What is required
List each line of the data that holds the word "JSON".

Record set
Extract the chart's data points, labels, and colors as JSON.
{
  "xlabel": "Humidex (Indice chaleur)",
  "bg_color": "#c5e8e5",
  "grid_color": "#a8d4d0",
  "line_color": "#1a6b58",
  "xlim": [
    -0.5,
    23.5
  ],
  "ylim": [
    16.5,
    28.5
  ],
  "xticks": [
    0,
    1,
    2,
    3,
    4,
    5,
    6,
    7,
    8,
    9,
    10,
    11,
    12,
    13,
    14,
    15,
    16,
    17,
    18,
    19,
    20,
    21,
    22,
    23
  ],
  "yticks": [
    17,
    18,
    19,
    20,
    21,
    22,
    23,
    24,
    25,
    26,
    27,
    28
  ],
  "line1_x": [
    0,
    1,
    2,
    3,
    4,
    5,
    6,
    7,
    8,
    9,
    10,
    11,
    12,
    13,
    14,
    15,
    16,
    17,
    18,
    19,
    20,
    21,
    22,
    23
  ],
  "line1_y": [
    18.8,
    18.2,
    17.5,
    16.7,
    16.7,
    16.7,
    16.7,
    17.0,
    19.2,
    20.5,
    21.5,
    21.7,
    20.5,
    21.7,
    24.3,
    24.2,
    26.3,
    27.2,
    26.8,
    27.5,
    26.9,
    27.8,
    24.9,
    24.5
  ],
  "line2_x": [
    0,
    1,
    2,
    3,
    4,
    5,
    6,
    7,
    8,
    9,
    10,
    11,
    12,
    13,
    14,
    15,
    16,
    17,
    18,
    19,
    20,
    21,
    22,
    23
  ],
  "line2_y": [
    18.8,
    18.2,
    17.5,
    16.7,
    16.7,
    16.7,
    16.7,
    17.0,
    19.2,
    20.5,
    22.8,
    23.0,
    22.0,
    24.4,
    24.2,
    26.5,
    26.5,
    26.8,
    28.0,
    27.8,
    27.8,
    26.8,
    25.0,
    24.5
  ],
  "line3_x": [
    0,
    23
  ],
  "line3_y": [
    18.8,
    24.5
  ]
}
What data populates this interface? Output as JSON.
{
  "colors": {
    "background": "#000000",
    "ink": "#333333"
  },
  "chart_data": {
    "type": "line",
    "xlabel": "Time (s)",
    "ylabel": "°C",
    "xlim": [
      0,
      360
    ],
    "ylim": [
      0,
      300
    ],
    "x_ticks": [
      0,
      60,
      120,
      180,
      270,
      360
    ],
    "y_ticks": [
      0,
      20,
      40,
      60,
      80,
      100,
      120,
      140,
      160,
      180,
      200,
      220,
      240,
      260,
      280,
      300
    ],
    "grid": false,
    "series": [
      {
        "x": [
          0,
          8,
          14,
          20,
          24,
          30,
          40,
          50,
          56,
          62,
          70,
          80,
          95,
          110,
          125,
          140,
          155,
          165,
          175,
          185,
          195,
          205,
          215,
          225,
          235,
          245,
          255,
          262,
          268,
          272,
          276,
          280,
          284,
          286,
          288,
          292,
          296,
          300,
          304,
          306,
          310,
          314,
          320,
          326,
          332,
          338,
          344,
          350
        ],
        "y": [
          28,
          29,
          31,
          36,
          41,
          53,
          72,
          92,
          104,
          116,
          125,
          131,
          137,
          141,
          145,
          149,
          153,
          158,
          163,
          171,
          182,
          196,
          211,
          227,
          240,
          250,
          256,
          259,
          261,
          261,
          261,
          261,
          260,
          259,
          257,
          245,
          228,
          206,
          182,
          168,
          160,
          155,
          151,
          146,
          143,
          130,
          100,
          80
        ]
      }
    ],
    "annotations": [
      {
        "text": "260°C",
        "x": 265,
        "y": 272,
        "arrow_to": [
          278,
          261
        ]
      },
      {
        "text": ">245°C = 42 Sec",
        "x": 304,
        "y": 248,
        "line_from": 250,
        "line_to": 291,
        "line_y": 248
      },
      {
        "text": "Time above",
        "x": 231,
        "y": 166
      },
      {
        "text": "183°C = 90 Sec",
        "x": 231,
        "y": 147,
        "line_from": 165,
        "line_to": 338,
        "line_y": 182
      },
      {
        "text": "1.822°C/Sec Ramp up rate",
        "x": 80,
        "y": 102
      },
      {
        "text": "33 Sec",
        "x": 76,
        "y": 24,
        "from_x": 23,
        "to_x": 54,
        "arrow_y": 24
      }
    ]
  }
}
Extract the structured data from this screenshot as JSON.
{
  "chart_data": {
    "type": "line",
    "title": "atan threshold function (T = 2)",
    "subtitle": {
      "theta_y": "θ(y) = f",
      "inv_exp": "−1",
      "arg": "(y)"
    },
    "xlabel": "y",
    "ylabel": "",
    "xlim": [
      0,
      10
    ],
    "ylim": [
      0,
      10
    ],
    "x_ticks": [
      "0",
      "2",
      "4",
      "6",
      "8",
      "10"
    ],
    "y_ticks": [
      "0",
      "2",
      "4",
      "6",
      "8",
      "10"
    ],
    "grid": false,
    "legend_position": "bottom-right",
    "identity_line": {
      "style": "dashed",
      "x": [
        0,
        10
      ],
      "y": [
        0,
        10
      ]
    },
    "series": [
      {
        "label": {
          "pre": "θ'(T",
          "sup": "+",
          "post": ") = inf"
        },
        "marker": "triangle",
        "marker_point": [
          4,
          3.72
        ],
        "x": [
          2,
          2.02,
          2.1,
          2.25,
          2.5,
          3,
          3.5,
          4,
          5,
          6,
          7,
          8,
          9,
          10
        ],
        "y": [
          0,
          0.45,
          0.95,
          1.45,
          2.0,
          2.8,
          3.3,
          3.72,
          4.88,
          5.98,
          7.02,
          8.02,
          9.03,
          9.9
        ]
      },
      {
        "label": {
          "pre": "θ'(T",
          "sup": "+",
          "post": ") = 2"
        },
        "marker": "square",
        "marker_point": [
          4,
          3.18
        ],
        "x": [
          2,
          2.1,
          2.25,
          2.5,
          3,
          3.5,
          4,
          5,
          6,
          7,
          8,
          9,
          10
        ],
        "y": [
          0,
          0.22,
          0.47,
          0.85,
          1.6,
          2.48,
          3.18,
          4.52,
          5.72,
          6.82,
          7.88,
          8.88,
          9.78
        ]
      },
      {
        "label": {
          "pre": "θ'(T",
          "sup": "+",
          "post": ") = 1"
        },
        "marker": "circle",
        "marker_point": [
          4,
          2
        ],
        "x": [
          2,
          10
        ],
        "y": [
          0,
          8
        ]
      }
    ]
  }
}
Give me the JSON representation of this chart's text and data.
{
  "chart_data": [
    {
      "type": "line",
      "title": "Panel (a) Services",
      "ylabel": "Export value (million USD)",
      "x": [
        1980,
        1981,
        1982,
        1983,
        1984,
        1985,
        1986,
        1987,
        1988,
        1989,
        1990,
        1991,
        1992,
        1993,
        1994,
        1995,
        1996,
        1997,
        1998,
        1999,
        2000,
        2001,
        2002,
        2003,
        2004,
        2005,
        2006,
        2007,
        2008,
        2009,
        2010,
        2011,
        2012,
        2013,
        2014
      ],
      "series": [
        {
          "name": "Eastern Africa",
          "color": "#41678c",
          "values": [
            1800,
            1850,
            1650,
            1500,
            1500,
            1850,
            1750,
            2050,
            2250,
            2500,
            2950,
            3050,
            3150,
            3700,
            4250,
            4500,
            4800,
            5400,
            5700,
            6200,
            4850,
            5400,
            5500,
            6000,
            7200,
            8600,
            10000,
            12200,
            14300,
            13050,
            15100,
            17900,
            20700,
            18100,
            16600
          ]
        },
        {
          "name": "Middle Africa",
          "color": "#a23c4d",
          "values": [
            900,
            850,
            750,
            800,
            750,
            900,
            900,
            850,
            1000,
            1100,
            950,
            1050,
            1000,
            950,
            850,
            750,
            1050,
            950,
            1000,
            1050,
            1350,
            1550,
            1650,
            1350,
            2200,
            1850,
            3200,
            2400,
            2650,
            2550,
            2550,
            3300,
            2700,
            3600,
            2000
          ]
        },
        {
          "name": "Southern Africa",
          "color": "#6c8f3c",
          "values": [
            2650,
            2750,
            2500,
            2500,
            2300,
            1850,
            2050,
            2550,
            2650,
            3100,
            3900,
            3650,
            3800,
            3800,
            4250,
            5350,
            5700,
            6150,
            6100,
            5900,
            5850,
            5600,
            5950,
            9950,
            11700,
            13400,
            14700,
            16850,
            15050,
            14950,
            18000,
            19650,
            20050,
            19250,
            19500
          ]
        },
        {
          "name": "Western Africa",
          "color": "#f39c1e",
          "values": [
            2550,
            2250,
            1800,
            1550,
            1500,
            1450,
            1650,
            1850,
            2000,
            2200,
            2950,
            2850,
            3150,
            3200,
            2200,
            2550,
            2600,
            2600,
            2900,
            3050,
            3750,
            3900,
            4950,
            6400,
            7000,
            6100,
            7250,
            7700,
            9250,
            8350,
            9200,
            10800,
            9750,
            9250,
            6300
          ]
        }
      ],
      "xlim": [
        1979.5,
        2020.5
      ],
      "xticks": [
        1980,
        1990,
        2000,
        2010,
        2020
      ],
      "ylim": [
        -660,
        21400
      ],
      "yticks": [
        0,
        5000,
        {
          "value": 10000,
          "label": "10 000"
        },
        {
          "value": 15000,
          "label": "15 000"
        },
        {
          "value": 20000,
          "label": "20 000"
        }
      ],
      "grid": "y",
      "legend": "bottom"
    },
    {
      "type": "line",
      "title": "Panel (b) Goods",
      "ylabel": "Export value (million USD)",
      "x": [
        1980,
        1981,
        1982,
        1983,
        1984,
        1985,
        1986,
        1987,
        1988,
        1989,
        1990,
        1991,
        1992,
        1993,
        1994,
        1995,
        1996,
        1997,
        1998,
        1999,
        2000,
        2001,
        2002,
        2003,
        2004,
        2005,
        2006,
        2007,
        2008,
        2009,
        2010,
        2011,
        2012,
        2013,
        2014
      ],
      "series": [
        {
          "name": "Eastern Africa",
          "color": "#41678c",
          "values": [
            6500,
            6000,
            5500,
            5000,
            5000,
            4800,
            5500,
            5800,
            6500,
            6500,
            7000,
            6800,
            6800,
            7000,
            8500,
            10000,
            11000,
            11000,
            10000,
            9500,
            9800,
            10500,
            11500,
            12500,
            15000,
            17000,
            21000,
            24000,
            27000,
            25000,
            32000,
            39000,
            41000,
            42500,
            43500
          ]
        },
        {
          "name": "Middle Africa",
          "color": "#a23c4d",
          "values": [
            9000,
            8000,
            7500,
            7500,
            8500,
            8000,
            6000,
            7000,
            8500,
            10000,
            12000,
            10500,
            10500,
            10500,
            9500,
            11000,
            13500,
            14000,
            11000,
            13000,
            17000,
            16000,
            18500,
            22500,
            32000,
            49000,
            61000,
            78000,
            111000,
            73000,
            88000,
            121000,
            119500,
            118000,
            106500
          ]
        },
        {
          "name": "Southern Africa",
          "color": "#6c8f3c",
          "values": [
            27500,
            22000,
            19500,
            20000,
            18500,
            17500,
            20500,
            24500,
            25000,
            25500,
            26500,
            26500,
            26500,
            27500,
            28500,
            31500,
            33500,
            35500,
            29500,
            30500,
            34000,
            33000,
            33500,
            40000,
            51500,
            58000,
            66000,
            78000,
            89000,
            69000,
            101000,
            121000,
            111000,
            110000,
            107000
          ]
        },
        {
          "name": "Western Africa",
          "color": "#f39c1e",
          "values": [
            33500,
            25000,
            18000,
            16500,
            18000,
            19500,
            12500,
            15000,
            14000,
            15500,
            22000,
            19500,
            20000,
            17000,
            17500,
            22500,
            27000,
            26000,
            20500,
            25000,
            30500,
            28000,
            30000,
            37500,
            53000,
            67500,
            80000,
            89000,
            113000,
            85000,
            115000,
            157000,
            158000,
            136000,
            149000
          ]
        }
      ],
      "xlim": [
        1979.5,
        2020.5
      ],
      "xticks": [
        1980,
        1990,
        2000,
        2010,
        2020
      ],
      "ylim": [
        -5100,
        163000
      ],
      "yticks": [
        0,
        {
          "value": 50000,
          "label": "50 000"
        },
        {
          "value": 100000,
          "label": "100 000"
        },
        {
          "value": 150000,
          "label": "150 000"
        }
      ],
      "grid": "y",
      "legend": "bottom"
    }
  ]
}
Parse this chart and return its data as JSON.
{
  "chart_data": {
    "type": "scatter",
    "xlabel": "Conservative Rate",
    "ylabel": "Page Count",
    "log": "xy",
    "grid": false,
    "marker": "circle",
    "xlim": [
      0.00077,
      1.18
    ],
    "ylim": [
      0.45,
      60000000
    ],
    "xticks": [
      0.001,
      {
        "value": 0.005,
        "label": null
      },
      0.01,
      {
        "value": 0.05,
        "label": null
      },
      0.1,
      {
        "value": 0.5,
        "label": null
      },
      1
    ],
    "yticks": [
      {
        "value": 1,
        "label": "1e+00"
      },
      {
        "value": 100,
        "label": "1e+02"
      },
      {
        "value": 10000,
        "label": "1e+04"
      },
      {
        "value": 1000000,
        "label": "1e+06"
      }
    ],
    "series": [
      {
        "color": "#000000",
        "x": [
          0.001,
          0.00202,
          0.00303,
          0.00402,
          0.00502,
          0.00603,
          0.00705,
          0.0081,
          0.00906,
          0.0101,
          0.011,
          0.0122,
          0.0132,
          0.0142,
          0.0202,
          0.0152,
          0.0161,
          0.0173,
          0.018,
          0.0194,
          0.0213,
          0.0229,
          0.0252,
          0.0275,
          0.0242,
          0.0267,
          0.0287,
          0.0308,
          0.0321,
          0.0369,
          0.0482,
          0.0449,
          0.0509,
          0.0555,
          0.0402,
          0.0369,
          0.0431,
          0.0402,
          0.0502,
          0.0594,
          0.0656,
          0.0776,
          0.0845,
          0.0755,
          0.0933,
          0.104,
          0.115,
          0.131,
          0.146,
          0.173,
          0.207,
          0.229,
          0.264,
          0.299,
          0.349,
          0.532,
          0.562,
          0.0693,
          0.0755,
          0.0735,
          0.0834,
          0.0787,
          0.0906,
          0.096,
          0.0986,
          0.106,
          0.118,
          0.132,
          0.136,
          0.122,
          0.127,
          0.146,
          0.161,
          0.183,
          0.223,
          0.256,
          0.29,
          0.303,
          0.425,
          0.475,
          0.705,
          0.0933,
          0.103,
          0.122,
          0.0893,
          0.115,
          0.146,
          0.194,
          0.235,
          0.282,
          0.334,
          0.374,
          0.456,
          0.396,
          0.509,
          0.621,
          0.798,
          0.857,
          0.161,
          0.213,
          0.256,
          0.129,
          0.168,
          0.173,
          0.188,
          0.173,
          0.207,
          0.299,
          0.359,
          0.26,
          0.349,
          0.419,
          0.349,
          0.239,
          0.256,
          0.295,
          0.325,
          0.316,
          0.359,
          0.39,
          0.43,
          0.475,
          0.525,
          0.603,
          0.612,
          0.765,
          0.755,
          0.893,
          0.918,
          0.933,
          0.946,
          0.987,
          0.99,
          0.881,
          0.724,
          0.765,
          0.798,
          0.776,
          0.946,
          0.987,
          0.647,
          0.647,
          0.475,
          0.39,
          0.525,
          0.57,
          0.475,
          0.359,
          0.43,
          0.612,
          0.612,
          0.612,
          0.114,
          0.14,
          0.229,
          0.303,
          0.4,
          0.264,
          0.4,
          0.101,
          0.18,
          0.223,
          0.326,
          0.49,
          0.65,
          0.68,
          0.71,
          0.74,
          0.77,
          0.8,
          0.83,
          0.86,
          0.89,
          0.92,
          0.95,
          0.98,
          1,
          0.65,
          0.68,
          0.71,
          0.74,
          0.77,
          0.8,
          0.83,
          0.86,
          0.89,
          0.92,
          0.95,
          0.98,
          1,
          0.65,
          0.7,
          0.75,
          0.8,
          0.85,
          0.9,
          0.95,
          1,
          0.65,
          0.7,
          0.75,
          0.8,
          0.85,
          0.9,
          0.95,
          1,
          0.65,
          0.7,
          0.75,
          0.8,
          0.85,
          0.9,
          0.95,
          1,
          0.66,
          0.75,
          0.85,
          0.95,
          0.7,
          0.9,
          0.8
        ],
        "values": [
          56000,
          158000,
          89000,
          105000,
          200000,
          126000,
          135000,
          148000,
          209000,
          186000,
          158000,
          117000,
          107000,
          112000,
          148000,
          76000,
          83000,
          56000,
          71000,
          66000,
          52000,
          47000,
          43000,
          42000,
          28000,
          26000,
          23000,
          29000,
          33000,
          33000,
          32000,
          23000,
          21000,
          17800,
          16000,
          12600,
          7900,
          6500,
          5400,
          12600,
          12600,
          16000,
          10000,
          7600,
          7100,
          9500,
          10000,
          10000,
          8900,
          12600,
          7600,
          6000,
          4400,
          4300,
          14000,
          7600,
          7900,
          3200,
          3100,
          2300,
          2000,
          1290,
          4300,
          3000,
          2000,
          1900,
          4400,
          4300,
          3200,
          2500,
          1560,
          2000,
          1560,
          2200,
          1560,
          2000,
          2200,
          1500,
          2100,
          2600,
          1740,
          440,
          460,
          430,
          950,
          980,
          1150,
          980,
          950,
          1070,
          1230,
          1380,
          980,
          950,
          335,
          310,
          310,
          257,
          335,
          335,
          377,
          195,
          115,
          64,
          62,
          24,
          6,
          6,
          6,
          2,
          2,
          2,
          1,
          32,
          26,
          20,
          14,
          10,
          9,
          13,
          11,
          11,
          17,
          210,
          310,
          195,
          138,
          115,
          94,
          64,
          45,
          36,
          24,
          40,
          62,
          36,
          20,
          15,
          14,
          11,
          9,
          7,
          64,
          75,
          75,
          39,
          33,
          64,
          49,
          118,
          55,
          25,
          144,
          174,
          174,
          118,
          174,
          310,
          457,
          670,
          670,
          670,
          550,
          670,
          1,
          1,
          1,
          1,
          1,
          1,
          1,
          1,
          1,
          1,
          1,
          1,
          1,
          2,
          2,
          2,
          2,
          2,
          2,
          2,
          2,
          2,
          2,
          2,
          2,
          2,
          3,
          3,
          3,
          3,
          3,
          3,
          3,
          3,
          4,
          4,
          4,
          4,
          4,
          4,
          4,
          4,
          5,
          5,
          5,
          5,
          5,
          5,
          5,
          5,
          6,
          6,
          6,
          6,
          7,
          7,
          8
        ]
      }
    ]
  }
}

Solution to this exercise
Extract the chart's data points, labels, and colors as JSON.
What data populates this interface? Output as JSON.
Extract the structured data from this screenshot as JSON.
Give me the JSON representation of this chart's text and data.
Parse this chart and return its data as JSON.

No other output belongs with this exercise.